» **WORK TO BE COMPLETED**: Return every line of the following material unchanged, from the first line to the last.

Rows taken from a layout dataset

★ ★ ★

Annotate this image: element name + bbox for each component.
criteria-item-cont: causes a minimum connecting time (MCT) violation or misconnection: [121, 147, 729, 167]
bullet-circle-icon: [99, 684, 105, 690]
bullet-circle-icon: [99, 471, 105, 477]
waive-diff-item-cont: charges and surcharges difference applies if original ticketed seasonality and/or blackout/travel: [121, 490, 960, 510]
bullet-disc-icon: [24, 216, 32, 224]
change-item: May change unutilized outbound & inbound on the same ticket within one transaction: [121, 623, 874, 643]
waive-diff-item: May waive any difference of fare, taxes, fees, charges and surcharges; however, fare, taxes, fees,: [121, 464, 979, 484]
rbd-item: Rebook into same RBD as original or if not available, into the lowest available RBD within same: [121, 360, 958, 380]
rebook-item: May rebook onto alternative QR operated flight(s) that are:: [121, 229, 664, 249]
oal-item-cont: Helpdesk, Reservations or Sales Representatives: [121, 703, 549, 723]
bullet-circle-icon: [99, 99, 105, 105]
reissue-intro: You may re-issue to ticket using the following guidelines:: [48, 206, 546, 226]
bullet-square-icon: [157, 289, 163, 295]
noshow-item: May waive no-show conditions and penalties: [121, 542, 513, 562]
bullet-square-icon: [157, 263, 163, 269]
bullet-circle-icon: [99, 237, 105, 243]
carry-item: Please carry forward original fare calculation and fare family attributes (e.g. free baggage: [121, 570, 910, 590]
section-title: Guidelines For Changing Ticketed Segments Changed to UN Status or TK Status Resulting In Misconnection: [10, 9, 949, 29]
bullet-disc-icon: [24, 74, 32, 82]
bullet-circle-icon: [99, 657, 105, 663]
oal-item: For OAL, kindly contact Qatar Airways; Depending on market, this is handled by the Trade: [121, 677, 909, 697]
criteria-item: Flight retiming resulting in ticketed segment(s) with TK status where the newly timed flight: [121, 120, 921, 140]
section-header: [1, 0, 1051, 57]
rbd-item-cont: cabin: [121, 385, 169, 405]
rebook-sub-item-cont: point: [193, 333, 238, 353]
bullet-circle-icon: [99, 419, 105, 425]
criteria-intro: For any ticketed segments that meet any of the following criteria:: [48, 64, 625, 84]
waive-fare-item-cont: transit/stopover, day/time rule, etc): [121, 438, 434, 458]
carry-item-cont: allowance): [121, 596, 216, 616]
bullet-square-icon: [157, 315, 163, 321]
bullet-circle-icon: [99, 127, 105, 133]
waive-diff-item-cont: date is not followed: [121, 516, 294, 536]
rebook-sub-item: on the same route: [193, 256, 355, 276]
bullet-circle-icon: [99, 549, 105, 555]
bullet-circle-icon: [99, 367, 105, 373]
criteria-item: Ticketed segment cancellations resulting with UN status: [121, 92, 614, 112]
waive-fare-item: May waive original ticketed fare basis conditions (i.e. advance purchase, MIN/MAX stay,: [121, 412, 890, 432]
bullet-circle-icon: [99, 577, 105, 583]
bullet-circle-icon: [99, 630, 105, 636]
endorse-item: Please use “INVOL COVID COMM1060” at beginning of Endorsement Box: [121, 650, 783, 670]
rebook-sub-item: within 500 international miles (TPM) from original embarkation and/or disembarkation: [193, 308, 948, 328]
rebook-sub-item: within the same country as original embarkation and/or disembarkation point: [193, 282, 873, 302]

★ ★ ★

» **EXERCISE OUTPUT**:
Annotate this image: element name + bbox for each component.
criteria-item-cont: causes a minimum connecting time (MCT) violation or misconnection: [121, 147, 729, 167]
bullet-circle-icon: [99, 684, 105, 690]
bullet-circle-icon: [99, 471, 105, 477]
waive-diff-item-cont: charges and surcharges difference applies if original ticketed seasonality and/or blackout/travel: [121, 490, 960, 510]
bullet-disc-icon: [24, 216, 32, 224]
change-item: May change unutilized outbound & inbound on the same ticket within one transaction: [121, 623, 874, 643]
waive-diff-item: May waive any difference of fare, taxes, fees, charges and surcharges; however, fare, taxes, fees,: [121, 464, 979, 484]
rbd-item: Rebook into same RBD as original or if not available, into the lowest available RBD within same: [121, 360, 958, 380]
rebook-item: May rebook onto alternative QR operated flight(s) that are:: [121, 229, 664, 249]
oal-item-cont: Helpdesk, Reservations or Sales Representatives: [121, 703, 549, 723]
bullet-circle-icon: [99, 99, 105, 105]
reissue-intro: You may re-issue to ticket using the following guidelines:: [48, 206, 546, 226]
bullet-square-icon: [157, 289, 163, 295]
noshow-item: May waive no-show conditions and penalties: [121, 542, 513, 562]
bullet-square-icon: [157, 263, 163, 269]
bullet-circle-icon: [99, 237, 105, 243]
carry-item: Please carry forward original fare calculation and fare family attributes (e.g. free baggage: [121, 570, 910, 590]
section-title: Guidelines For Changing Ticketed Segments Changed to UN Status or TK Status Resulting In Misconnection: [10, 9, 949, 29]
bullet-disc-icon: [24, 74, 32, 82]
bullet-circle-icon: [99, 657, 105, 663]
oal-item: For OAL, kindly contact Qatar Airways; Depending on market, this is handled by the Trade: [121, 677, 909, 697]
criteria-item: Flight retiming resulting in ticketed segment(s) with TK status where the newly timed flight: [121, 120, 921, 140]
section-header: [1, 0, 1051, 57]
rbd-item-cont: cabin: [121, 385, 169, 405]
rebook-sub-item-cont: point: [193, 333, 238, 353]
bullet-circle-icon: [99, 419, 105, 425]
criteria-intro: For any ticketed segments that meet any of the following criteria:: [48, 64, 625, 84]
waive-fare-item-cont: transit/stopover, day/time rule, etc): [121, 438, 434, 458]
carry-item-cont: allowance): [121, 596, 216, 616]
bullet-square-icon: [157, 315, 163, 321]
bullet-circle-icon: [99, 127, 105, 133]
waive-diff-item-cont: date is not followed: [121, 516, 294, 536]
rebook-sub-item: on the same route: [193, 256, 355, 276]
bullet-circle-icon: [99, 549, 105, 555]
bullet-circle-icon: [99, 367, 105, 373]
criteria-item: Ticketed segment cancellations resulting with UN status: [121, 92, 614, 112]
waive-fare-item: May waive original ticketed fare basis conditions (i.e. advance purchase, MIN/MAX stay,: [121, 412, 890, 432]
bullet-circle-icon: [99, 577, 105, 583]
bullet-circle-icon: [99, 630, 105, 636]
endorse-item: Please use “INVOL COVID COMM1060” at beginning of Endorsement Box: [121, 650, 783, 670]
rebook-sub-item: within 500 international miles (TPM) from original embarkation and/or disembarkation: [193, 308, 948, 328]
rebook-sub-item: within the same country as original embarkation and/or disembarkation point: [193, 282, 873, 302]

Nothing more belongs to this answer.